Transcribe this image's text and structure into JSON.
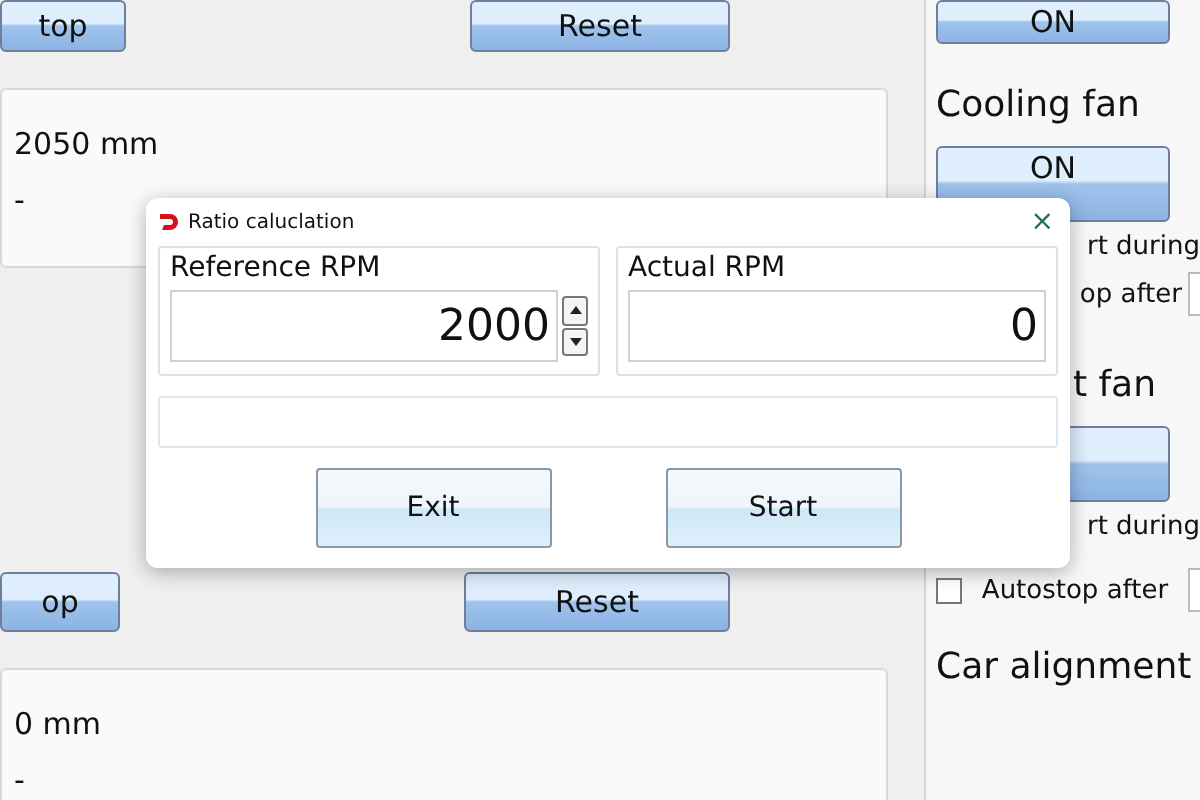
{
  "left_panel": {
    "top_buttons": [
      {
        "label": "top"
      },
      {
        "label": "Reset"
      }
    ],
    "upper_readout": {
      "value": "2050 mm",
      "status": "-"
    },
    "lower_buttons": [
      {
        "label": "op"
      },
      {
        "label": "Reset"
      }
    ],
    "lower_readout": {
      "value": "0 mm",
      "status": "-"
    }
  },
  "right_panel": {
    "top_button": {
      "label": "ON"
    },
    "sections": [
      {
        "title": "Cooling fan",
        "button": true,
        "button_label": "ON",
        "options": [
          {
            "kind": "text",
            "label": "rt during"
          },
          {
            "kind": "field",
            "label": "op after"
          }
        ]
      },
      {
        "title": "t fan",
        "button": true,
        "options": [
          {
            "kind": "text",
            "label": "rt during"
          },
          {
            "kind": "checkbox",
            "label": "Autostop after",
            "checked": false
          }
        ]
      },
      {
        "title": "Car alignment",
        "button": false
      }
    ]
  },
  "dialog": {
    "title": "Ratio caluclation",
    "close_label": "×",
    "groups": [
      {
        "label": "Reference RPM",
        "value": "2000",
        "spinner": true
      },
      {
        "label": "Actual RPM",
        "value": "0",
        "spinner": false
      }
    ],
    "buttons": [
      {
        "label": "Exit"
      },
      {
        "label": "Start"
      }
    ]
  }
}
================
What the exercise asks —
Exclude every picture and copy the remaining data exactly.

Reply to the task —
Transcribe this image's text and structure into JSON.
{
  "left_panel": {
    "top_buttons": [
      {
        "label": "top"
      },
      {
        "label": "Reset"
      }
    ],
    "upper_readout": {
      "value": "2050 mm",
      "status": "-"
    },
    "lower_buttons": [
      {
        "label": "op"
      },
      {
        "label": "Reset"
      }
    ],
    "lower_readout": {
      "value": "0 mm",
      "status": "-"
    }
  },
  "right_panel": {
    "top_button": {
      "label": "ON"
    },
    "sections": [
      {
        "title": "Cooling fan",
        "button": true,
        "button_label": "ON",
        "options": [
          {
            "kind": "text",
            "label": "rt during"
          },
          {
            "kind": "field",
            "label": "op after"
          }
        ]
      },
      {
        "title": "t fan",
        "button": true,
        "options": [
          {
            "kind": "text",
            "label": "rt during"
          },
          {
            "kind": "checkbox",
            "label": "Autostop after",
            "checked": false
          }
        ]
      },
      {
        "title": "Car alignment",
        "button": false
      }
    ]
  },
  "dialog": {
    "title": "Ratio caluclation",
    "close_label": "×",
    "groups": [
      {
        "label": "Reference RPM",
        "value": "2000",
        "spinner": true
      },
      {
        "label": "Actual RPM",
        "value": "0",
        "spinner": false
      }
    ],
    "buttons": [
      {
        "label": "Exit"
      },
      {
        "label": "Start"
      }
    ]
  }
}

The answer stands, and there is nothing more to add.